**WORK TO BE COMPLETED:** Repeat each entry as written, dropping any picture you find.

**SOURCE RECORDS:**

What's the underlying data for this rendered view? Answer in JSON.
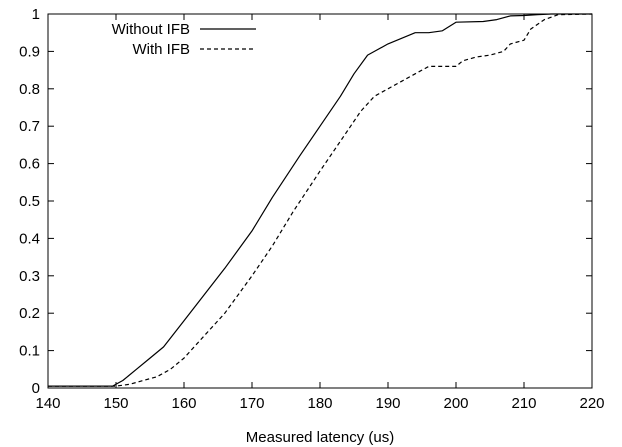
{
  "chart_data": {
    "type": "line",
    "title": "",
    "xlabel": "Measured latency (us)",
    "ylabel": "",
    "xlim": [
      140,
      220
    ],
    "ylim": [
      0,
      1
    ],
    "xticks": [
      140,
      150,
      160,
      170,
      180,
      190,
      200,
      210,
      220
    ],
    "yticks": [
      0,
      0.1,
      0.2,
      0.3,
      0.4,
      0.5,
      0.6,
      0.7,
      0.8,
      0.9,
      1
    ],
    "ytick_labels": [
      "0",
      "0.1",
      "0.2",
      "0.3",
      "0.4",
      "0.5",
      "0.6",
      "0.7",
      "0.8",
      "0.9",
      "1"
    ],
    "grid": false,
    "legend_position": "top-left",
    "series": [
      {
        "name": "Without IFB",
        "style": "solid",
        "color": "#000000",
        "x": [
          140,
          149.5,
          151,
          153,
          155,
          157,
          160,
          163,
          166,
          170,
          173,
          177,
          180,
          183,
          185,
          187,
          188,
          190,
          192,
          194,
          196,
          198,
          200,
          204,
          206,
          208,
          210,
          212,
          214,
          220
        ],
        "y": [
          0.005,
          0.005,
          0.02,
          0.05,
          0.08,
          0.11,
          0.18,
          0.25,
          0.32,
          0.42,
          0.51,
          0.62,
          0.7,
          0.78,
          0.84,
          0.89,
          0.9,
          0.92,
          0.935,
          0.95,
          0.95,
          0.955,
          0.978,
          0.98,
          0.985,
          0.995,
          0.996,
          0.998,
          1.0,
          1.0
        ]
      },
      {
        "name": "With IFB",
        "style": "dashed",
        "color": "#000000",
        "x": [
          140,
          148,
          150,
          152,
          154,
          156,
          158,
          160,
          163,
          166,
          170,
          173,
          176,
          180,
          183,
          186,
          188,
          190,
          192,
          194,
          196,
          198,
          200,
          201,
          203,
          205,
          207,
          208,
          210,
          211,
          213,
          215,
          220
        ],
        "y": [
          0.005,
          0.005,
          0.005,
          0.01,
          0.02,
          0.03,
          0.05,
          0.08,
          0.14,
          0.2,
          0.3,
          0.38,
          0.47,
          0.58,
          0.66,
          0.74,
          0.78,
          0.8,
          0.82,
          0.84,
          0.86,
          0.86,
          0.86,
          0.875,
          0.885,
          0.89,
          0.9,
          0.92,
          0.93,
          0.96,
          0.985,
          0.998,
          1.0
        ]
      }
    ]
  }
}
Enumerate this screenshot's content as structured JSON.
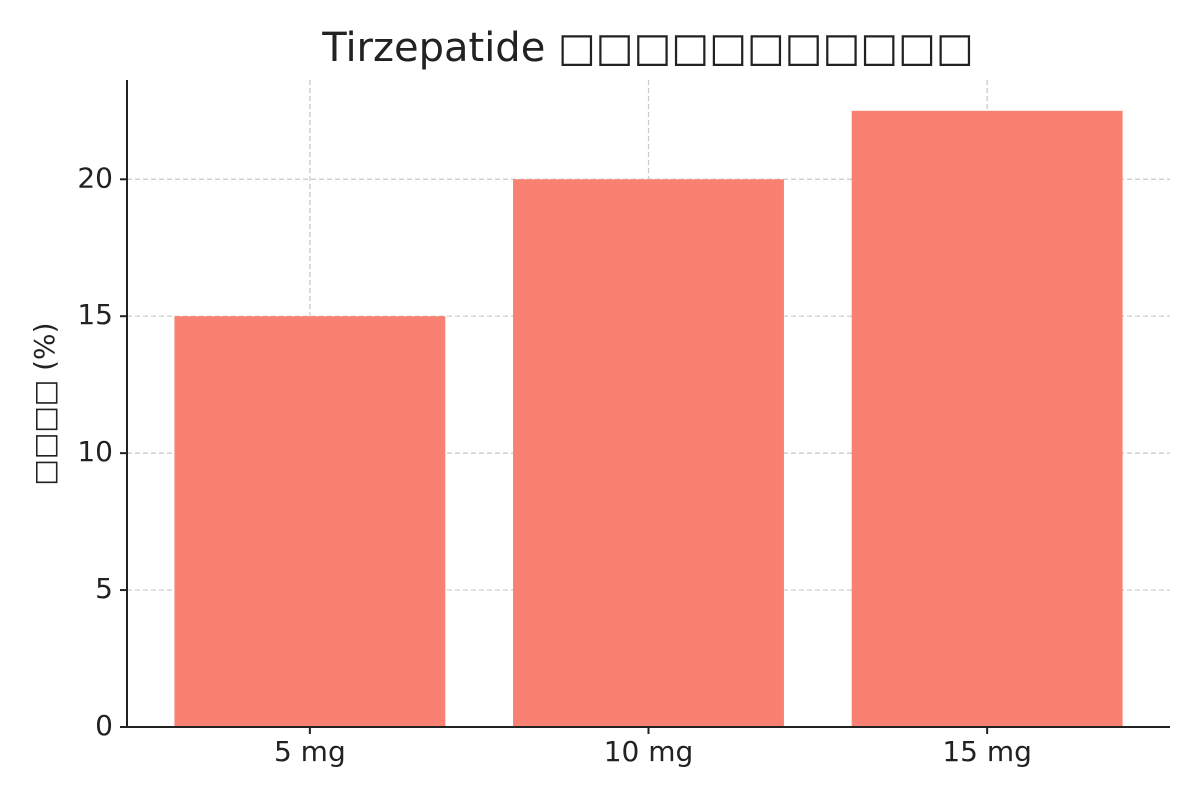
{
  "chart_data": {
    "type": "bar",
    "title": "Tirzepatide □□□□□□□□□□□",
    "y_label": "□□□□ (%)",
    "categories": [
      "5 mg",
      "10 mg",
      "15 mg"
    ],
    "values": [
      15,
      20,
      22.5
    ],
    "color": "#fa8072",
    "ylim": [
      0,
      23.625
    ],
    "yticks": [
      0,
      5,
      10,
      15,
      20
    ],
    "grid": true
  }
}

**RESULT OF THE TASK:**
What's the underlying data for this rendered view? Answer in JSON.
{
  "chart_data": {
    "type": "line",
    "title": "",
    "xlabel": "Measured latency (us)",
    "ylabel": "",
    "xlim": [
      140,
      220
    ],
    "ylim": [
      0,
      1
    ],
    "xticks": [
      140,
      150,
      160,
      170,
      180,
      190,
      200,
      210,
      220
    ],
    "yticks": [
      0,
      0.1,
      0.2,
      0.3,
      0.4,
      0.5,
      0.6,
      0.7,
      0.8,
      0.9,
      1
    ],
    "ytick_labels": [
      "0",
      "0.1",
      "0.2",
      "0.3",
      "0.4",
      "0.5",
      "0.6",
      "0.7",
      "0.8",
      "0.9",
      "1"
    ],
    "grid": false,
    "legend_position": "top-left",
    "series": [
      {
        "name": "Without IFB",
        "style": "solid",
        "color": "#000000",
        "x": [
          140,
          149.5,
          151,
          153,
          155,
          157,
          160,
          163,
          166,
          170,
          173,
          177,
          180,
          183,
          185,
          187,
          188,
          190,
          192,
          194,
          196,
          198,
          200,
          204,
          206,
          208,
          210,
          212,
          214,
          220
        ],
        "y": [
          0.005,
          0.005,
          0.02,
          0.05,
          0.08,
          0.11,
          0.18,
          0.25,
          0.32,
          0.42,
          0.51,
          0.62,
          0.7,
          0.78,
          0.84,
          0.89,
          0.9,
          0.92,
          0.935,
          0.95,
          0.95,
          0.955,
          0.978,
          0.98,
          0.985,
          0.995,
          0.996,
          0.998,
          1.0,
          1.0
        ]
      },
      {
        "name": "With IFB",
        "style": "dashed",
        "color": "#000000",
        "x": [
          140,
          148,
          150,
          152,
          154,
          156,
          158,
          160,
          163,
          166,
          170,
          173,
          176,
          180,
          183,
          186,
          188,
          190,
          192,
          194,
          196,
          198,
          200,
          201,
          203,
          205,
          207,
          208,
          210,
          211,
          213,
          215,
          220
        ],
        "y": [
          0.005,
          0.005,
          0.005,
          0.01,
          0.02,
          0.03,
          0.05,
          0.08,
          0.14,
          0.2,
          0.3,
          0.38,
          0.47,
          0.58,
          0.66,
          0.74,
          0.78,
          0.8,
          0.82,
          0.84,
          0.86,
          0.86,
          0.86,
          0.875,
          0.885,
          0.89,
          0.9,
          0.92,
          0.93,
          0.96,
          0.985,
          0.998,
          1.0
        ]
      }
    ]
  }
}
Enumerate this screenshot's content as structured JSON.
{
  "chart_data": {
    "type": "bar",
    "title": "Tirzepatide □□□□□□□□□□□",
    "y_label": "□□□□ (%)",
    "categories": [
      "5 mg",
      "10 mg",
      "15 mg"
    ],
    "values": [
      15,
      20,
      22.5
    ],
    "color": "#fa8072",
    "ylim": [
      0,
      23.625
    ],
    "yticks": [
      0,
      5,
      10,
      15,
      20
    ],
    "grid": true
  }
}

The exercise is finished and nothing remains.